> [Directions] Pick out and copy every line below that has the word "quelle".

Data records
— Begin —

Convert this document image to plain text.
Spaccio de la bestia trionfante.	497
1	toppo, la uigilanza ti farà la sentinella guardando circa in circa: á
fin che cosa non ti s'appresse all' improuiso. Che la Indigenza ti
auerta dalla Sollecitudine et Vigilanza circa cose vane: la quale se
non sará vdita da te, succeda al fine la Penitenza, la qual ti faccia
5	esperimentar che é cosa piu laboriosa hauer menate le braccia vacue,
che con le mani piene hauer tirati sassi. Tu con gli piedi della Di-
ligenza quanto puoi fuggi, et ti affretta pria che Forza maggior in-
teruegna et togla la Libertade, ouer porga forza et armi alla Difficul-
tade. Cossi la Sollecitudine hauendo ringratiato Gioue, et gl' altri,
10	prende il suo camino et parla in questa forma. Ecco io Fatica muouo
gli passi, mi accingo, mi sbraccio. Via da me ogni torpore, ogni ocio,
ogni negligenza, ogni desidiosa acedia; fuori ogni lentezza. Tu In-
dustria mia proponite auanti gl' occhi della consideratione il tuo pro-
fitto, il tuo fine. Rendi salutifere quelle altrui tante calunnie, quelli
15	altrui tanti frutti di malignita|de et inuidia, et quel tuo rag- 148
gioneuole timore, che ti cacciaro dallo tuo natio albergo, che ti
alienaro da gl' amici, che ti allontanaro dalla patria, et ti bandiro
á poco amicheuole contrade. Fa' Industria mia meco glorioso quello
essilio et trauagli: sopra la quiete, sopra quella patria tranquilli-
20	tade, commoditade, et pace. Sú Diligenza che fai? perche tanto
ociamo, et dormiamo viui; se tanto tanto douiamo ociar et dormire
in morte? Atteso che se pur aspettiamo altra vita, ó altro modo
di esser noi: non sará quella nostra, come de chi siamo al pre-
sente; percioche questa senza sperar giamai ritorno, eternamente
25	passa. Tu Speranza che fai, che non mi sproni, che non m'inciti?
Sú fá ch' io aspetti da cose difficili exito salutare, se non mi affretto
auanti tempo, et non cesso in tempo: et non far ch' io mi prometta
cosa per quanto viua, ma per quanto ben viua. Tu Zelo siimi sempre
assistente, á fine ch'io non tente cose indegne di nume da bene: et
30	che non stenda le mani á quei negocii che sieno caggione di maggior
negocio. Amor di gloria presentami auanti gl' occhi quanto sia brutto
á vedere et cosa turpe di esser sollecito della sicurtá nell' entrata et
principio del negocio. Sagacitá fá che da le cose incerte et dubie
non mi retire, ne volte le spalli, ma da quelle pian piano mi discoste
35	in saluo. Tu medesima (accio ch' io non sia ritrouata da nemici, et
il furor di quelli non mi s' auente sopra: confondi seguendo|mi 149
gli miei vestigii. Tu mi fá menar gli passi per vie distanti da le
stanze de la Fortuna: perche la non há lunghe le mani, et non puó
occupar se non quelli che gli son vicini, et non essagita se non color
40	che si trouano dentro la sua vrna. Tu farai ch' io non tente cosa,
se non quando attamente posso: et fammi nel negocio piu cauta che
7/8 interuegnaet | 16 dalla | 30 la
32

— End —

> [The response]
fitto, il tuo fine. Rendi salutifere quelle altrui tante calunnie, quelli
non mi retire, ne volte le spalli, ma da quelle pian piano mi discoste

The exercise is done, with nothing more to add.